(Stored records)
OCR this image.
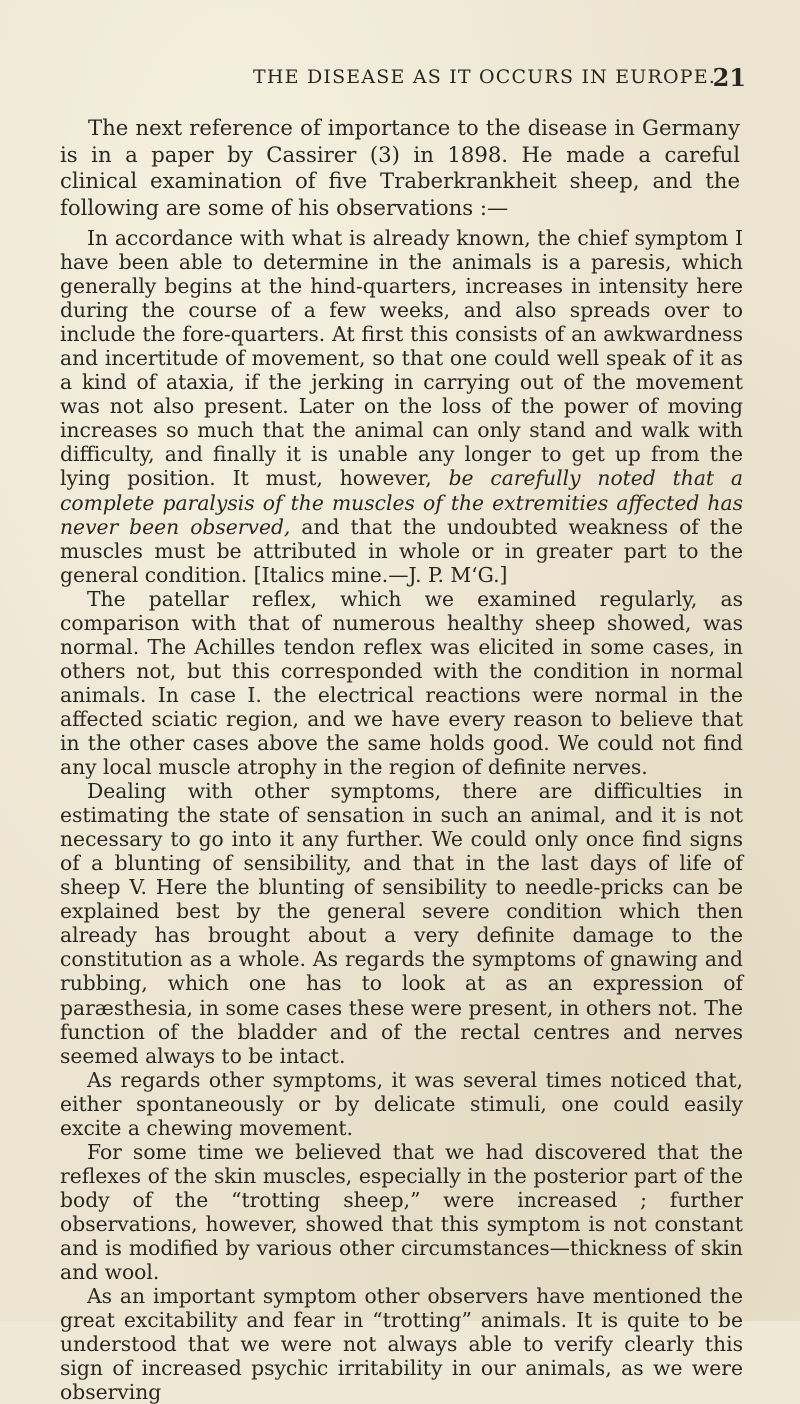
THE DISEASE AS IT OCCURS IN EUROPE.
21

The next reference of importance to the disease in Germany is in a paper by Cassirer (3) in 1898. He made a careful clinical examination of five Traberkrankheit sheep, and the following are some of his observations :—

In accordance with what is already known, the chief symptom I have been able to determine in the animals is a paresis, which generally begins at the hind-quarters, increases in intensity here during the course of a few weeks, and also spreads over to include the fore-quarters. At first this consists of an awkwardness and incertitude of movement, so that one could well speak of it as a kind of ataxia, if the jerking in carrying out of the movement was not also present. Later on the loss of the power of moving increases so much that the animal can only stand and walk with difficulty, and finally it is unable any longer to get up from the lying position. It must, however, be carefully noted that a complete paralysis of the muscles of the extremities affected has never been observed, and that the undoubted weakness of the muscles must be attributed in whole or in greater part to the general condition. [Italics mine.—J. P. M‘G.]

The patellar reflex, which we examined regularly, as comparison with that of numerous healthy sheep showed, was normal. The Achilles tendon reflex was elicited in some cases, in others not, but this corresponded with the condition in normal animals. In case I. the electrical reactions were normal in the affected sciatic region, and we have every reason to believe that in the other cases above the same holds good. We could not find any local muscle atrophy in the region of definite nerves.

Dealing with other symptoms, there are difficulties in estimating the state of sensation in such an animal, and it is not necessary to go into it any further. We could only once find signs of a blunting of sensibility, and that in the last days of life of sheep V. Here the blunting of sensibility to needle-pricks can be explained best by the general severe condition which then already has brought about a very definite damage to the constitution as a whole. As regards the symptoms of gnawing and rubbing, which one has to look at as an expression of paræsthesia, in some cases these were present, in others not. The function of the bladder and of the rectal centres and nerves seemed always to be intact.

As regards other symptoms, it was several times noticed that, either spontaneously or by delicate stimuli, one could easily excite a chewing movement.

For some time we believed that we had discovered that the reflexes of the skin muscles, especially in the posterior part of the body of the “trotting sheep,” were increased ; further observations, however, showed that this symptom is not constant and is modified by various other circumstances—thickness of skin and wool.

As an important symptom other observers have mentioned the great excitability and fear in “trotting” animals. It is quite to be understood that we were not always able to verify clearly this sign of increased psychic irritability in our animals, as we were observing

= Exercise brief =
Reproduce the listing exactly. Leave its pictures out.

= Complete output =
OCR this image.
THE DISEASE AS IT OCCURS IN EUROPE.
21

The next reference of importance to the disease in Germany is in a paper by Cassirer (3) in 1898. He made a careful clinical examination of five Traberkrankheit sheep, and the following are some of his observations :—

In accordance with what is already known, the chief symptom I have been able to determine in the animals is a paresis, which generally begins at the hind-quarters, increases in intensity here during the course of a few weeks, and also spreads over to include the fore-quarters. At first this consists of an awkwardness and incertitude of movement, so that one could well speak of it as a kind of ataxia, if the jerking in carrying out of the movement was not also present. Later on the loss of the power of moving increases so much that the animal can only stand and walk with difficulty, and finally it is unable any longer to get up from the lying position. It must, however, be carefully noted that a complete paralysis of the muscles of the extremities affected has never been observed, and that the undoubted weakness of the muscles must be attributed in whole or in greater part to the general condition. [Italics mine.—J. P. M‘G.]

The patellar reflex, which we examined regularly, as comparison with that of numerous healthy sheep showed, was normal. The Achilles tendon reflex was elicited in some cases, in others not, but this corresponded with the condition in normal animals. In case I. the electrical reactions were normal in the affected sciatic region, and we have every reason to believe that in the other cases above the same holds good. We could not find any local muscle atrophy in the region of definite nerves.

Dealing with other symptoms, there are difficulties in estimating the state of sensation in such an animal, and it is not necessary to go into it any further. We could only once find signs of a blunting of sensibility, and that in the last days of life of sheep V. Here the blunting of sensibility to needle-pricks can be explained best by the general severe condition which then already has brought about a very definite damage to the constitution as a whole. As regards the symptoms of gnawing and rubbing, which one has to look at as an expression of paræsthesia, in some cases these were present, in others not. The function of the bladder and of the rectal centres and nerves seemed always to be intact.

As regards other symptoms, it was several times noticed that, either spontaneously or by delicate stimuli, one could easily excite a chewing movement.

For some time we believed that we had discovered that the reflexes of the skin muscles, especially in the posterior part of the body of the “trotting sheep,” were increased ; further observations, however, showed that this symptom is not constant and is modified by various other circumstances—thickness of skin and wool.

As an important symptom other observers have mentioned the great excitability and fear in “trotting” animals. It is quite to be understood that we were not always able to verify clearly this sign of increased psychic irritability in our animals, as we were observing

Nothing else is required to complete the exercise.